# [Work instructions]
Pull every line that holds the word "HomeSeer" from the entries.

# [Input data]
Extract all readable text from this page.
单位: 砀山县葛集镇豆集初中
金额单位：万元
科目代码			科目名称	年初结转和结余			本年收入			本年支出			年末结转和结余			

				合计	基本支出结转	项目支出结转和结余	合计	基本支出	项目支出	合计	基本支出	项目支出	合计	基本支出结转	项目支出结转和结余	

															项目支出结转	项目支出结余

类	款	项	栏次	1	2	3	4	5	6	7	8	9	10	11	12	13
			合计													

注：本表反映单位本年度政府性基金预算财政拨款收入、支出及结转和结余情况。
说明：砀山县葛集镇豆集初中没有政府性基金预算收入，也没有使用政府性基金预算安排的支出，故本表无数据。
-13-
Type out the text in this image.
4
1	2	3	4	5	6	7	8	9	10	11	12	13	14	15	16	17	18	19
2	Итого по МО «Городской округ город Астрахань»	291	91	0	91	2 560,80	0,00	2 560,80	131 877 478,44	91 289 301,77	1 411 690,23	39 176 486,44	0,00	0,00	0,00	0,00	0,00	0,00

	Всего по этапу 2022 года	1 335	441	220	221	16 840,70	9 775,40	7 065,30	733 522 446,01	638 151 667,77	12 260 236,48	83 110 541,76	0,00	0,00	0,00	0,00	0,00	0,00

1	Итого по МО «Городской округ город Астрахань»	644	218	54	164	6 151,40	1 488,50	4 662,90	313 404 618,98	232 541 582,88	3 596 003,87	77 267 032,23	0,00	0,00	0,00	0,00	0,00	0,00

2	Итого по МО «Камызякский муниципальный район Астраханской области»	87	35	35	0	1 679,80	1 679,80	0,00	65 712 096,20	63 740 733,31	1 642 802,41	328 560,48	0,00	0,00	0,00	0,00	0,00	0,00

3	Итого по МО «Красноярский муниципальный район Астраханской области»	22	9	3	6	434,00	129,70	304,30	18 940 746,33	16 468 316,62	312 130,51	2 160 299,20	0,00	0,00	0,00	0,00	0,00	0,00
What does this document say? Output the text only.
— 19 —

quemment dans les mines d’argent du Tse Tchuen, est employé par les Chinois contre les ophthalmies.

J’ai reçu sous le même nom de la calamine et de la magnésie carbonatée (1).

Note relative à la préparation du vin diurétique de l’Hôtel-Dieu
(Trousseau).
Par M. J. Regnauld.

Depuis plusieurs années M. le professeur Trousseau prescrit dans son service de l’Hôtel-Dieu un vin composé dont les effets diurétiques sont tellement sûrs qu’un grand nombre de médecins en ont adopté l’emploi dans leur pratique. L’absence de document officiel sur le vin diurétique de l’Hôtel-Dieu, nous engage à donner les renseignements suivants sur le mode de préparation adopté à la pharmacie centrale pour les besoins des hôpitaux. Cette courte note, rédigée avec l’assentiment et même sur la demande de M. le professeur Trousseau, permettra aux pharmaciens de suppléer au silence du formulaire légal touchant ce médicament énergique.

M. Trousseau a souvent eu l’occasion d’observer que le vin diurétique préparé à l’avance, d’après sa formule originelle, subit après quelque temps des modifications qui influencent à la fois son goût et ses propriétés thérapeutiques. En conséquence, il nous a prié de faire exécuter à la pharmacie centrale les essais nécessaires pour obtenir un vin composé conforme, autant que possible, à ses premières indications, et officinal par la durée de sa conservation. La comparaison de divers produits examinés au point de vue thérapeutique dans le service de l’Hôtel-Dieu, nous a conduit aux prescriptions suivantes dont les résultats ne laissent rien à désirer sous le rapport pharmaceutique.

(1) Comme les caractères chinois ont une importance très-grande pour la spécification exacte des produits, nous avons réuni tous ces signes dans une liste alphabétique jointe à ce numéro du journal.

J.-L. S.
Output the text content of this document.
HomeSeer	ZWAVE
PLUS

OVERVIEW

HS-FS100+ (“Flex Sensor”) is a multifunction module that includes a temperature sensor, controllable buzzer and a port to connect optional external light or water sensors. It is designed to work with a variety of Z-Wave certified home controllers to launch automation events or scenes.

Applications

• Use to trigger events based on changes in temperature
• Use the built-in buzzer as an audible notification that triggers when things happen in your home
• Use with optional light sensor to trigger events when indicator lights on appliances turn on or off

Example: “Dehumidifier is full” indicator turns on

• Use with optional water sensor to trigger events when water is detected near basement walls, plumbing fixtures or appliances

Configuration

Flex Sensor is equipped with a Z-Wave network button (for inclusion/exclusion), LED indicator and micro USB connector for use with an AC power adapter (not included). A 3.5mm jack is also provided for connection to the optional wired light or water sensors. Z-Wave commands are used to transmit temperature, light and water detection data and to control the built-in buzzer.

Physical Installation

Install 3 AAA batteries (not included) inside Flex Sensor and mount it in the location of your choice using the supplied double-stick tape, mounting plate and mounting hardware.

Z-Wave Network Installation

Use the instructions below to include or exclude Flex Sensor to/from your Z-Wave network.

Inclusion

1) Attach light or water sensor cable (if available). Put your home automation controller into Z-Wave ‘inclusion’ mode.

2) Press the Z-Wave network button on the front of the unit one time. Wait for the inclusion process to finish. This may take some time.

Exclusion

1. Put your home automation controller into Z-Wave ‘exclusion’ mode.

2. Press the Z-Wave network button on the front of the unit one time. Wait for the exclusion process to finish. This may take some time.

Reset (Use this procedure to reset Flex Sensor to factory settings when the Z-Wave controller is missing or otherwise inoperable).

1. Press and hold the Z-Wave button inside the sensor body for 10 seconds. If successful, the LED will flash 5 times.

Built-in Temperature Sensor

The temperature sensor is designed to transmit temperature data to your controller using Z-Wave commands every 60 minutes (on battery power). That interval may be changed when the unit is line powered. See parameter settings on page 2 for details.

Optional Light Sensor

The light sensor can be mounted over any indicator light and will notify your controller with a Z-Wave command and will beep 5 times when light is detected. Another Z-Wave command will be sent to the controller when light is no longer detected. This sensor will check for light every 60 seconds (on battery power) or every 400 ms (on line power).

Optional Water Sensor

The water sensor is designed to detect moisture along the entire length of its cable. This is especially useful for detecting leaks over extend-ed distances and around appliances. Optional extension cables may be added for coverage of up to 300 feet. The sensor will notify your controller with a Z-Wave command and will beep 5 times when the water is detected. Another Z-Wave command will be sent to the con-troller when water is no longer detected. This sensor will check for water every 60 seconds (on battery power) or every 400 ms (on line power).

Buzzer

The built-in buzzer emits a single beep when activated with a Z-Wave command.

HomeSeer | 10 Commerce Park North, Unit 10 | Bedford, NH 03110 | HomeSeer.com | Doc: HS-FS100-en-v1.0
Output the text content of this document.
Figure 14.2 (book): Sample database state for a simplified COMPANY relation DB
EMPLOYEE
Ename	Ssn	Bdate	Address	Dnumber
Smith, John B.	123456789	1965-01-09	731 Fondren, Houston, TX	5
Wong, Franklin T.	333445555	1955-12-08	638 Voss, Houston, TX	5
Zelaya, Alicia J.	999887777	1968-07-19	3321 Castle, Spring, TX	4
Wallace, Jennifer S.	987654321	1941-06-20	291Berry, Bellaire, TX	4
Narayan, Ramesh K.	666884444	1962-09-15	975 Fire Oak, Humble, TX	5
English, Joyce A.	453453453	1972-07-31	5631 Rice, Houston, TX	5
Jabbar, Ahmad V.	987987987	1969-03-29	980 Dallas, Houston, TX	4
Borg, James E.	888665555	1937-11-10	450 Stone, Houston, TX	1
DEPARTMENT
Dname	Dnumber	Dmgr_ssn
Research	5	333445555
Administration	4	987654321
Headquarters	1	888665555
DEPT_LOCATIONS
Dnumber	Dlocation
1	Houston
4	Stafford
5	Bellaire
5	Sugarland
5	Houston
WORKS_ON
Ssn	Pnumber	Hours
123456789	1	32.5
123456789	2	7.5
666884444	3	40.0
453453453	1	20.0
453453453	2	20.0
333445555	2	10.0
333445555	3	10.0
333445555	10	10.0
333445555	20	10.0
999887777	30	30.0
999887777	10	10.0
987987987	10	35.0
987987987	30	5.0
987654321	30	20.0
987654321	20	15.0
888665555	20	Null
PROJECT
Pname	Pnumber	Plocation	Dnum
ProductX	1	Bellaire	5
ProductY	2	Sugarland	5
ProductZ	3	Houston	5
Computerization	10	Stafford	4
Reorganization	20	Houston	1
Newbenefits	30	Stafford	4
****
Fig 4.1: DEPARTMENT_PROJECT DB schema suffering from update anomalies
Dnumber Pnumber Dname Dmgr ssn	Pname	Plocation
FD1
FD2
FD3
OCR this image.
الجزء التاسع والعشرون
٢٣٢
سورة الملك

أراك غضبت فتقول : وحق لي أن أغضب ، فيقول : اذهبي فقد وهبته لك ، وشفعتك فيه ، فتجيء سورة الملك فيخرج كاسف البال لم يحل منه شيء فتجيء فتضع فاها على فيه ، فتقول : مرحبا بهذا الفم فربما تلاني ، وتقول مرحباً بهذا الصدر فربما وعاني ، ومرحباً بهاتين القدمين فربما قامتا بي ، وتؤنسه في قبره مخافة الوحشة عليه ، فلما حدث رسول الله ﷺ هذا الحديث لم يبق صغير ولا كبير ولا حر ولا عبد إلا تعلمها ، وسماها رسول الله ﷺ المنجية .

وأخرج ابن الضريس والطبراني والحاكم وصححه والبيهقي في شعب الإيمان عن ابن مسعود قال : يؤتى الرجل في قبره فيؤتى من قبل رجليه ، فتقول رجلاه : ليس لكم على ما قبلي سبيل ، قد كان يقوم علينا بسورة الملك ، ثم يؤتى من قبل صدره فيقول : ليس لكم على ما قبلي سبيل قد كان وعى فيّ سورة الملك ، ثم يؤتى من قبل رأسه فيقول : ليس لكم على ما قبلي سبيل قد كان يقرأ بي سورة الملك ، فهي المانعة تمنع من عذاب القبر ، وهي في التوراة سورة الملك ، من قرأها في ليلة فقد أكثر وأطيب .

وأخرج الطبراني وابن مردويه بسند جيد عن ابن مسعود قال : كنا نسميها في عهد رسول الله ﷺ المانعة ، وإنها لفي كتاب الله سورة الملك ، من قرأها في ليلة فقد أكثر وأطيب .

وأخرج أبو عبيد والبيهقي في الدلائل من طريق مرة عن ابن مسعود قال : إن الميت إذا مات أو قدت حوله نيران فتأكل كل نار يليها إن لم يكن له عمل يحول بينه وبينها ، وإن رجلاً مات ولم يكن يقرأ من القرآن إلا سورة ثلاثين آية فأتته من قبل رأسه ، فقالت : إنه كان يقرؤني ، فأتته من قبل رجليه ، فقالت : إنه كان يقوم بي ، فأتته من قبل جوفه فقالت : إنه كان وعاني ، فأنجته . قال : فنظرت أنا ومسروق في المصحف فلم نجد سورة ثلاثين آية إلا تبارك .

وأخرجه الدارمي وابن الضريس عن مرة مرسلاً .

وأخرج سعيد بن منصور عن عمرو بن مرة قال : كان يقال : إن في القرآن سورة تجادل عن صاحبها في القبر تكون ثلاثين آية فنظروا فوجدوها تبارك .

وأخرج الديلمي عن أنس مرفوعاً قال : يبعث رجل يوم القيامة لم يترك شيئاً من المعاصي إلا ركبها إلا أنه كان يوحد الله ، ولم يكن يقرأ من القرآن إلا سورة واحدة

# [Result]
HomeSeer	ZWAVE
HomeSeer | 10 Commerce Park North, Unit 10 | Bedford, NH 03110 | HomeSeer.com | Doc: HS-FS100-en-v1.0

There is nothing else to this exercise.